● Исходный отрывок:
"""

Дневник. 1901-1921 - Чуковский Корней 2 стр.


Не пропускающий ни одной мелочи, беспощадный и беспристрастный взгляд устремлен на фигуры А. Толстого, Айхенвальда, Волошина, Замятина, Гумилева, Мережковского, Лернера. Но самый острый и беспристрастный, без сомнения, – на самого себя. «Диккенсовский герой», «сидящий во мне авантюрист», «мутная жизнь», «я и сам стараюсь понравиться себе, а не публике». О притворстве: «это я умею», «жажда любить себя».

Дневник публикуется с того времени, когда Чуковскому было 19 лет, но, судя по первой странице, он был начат, по-видимому, значительно раньше[1]. И тогда же начинается этот суровый самоанализ.

Еще одна черта должна быть отмечена на этих страницах. Я сравнительно поздний современник Чуковского – я только что взял в руки перо, когда он был уже заметным критиком и основателем новой детской поэзии. В огромности тогдашней литературы я был слепым самовлюбленным мальчиком, а он – писателем с глубоким и горьким опытом, остро чувствовавшим всю сложность соотношений. Нигде я не встречал записанных им, поражающих своей неожиданностью, воспоминаний Горького о Толстом. Нигде не встречал таких трогательных, хватающих за сердце строк – панихида по Блоку. Такой тонкой характеристики Ахматовой. Такого меткого, уничтожающего удара по Мережковскому – «бойкий богоносец». Такой бесстрастной и презрительной оценки А. Толстого – впрочем, его далеко опередил в этом отношении Бунин. А Сологуб с его доведенным до культа эгоцентризмом! А П. Е. Щеголев с его цинизмом, перед которым у любого порядочного человека опускались руки!

"""

● Раздел данных:

"""

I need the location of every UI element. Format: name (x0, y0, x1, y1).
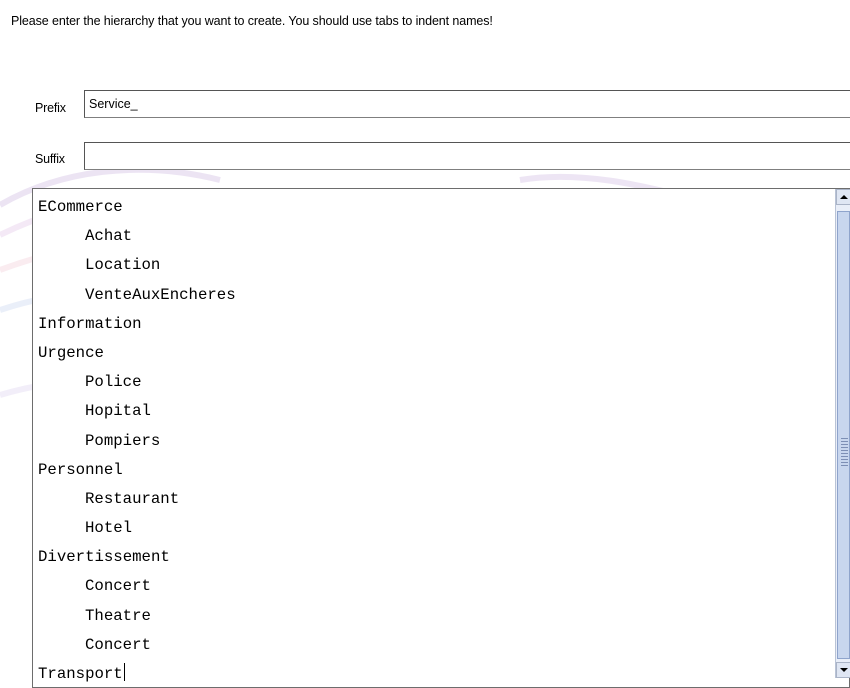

"""

● Выполните задания:
1. Выпишите из отрывка о дневнике Чуковского фрагмент от «Не пропускающий ни» до «этот суровый самоанализ.».
2. Сколько лет было Чуковскому в то время, с которого публикуется его дневник, согласно отрывку о дневнике?

● Ответы к заданиям:
1.
Не пропускающий ни одной мелочи, беспощадный и беспристрастный взгляд устремлен на фигуры А. Толстого, Айхенвальда, Волошина, Замятина, Гумилева, Мережковского, Лернера. Но самый острый и беспристрастный, без сомнения, – на самого себя. «Диккенсовский герой», «сидящий во мне авантюрист», «мутная жизнь», «я и сам стараюсь понравиться себе, а не публике». О притворстве: «это я умею», «жажда любить себя».

Дневник публикуется с того времени, когда Чуковскому было 19 лет, но, судя по первой странице, он был начат, по-видимому, значительно раньше[1]. И тогда же начинается этот суровый самоанализ.

2. 19 лет.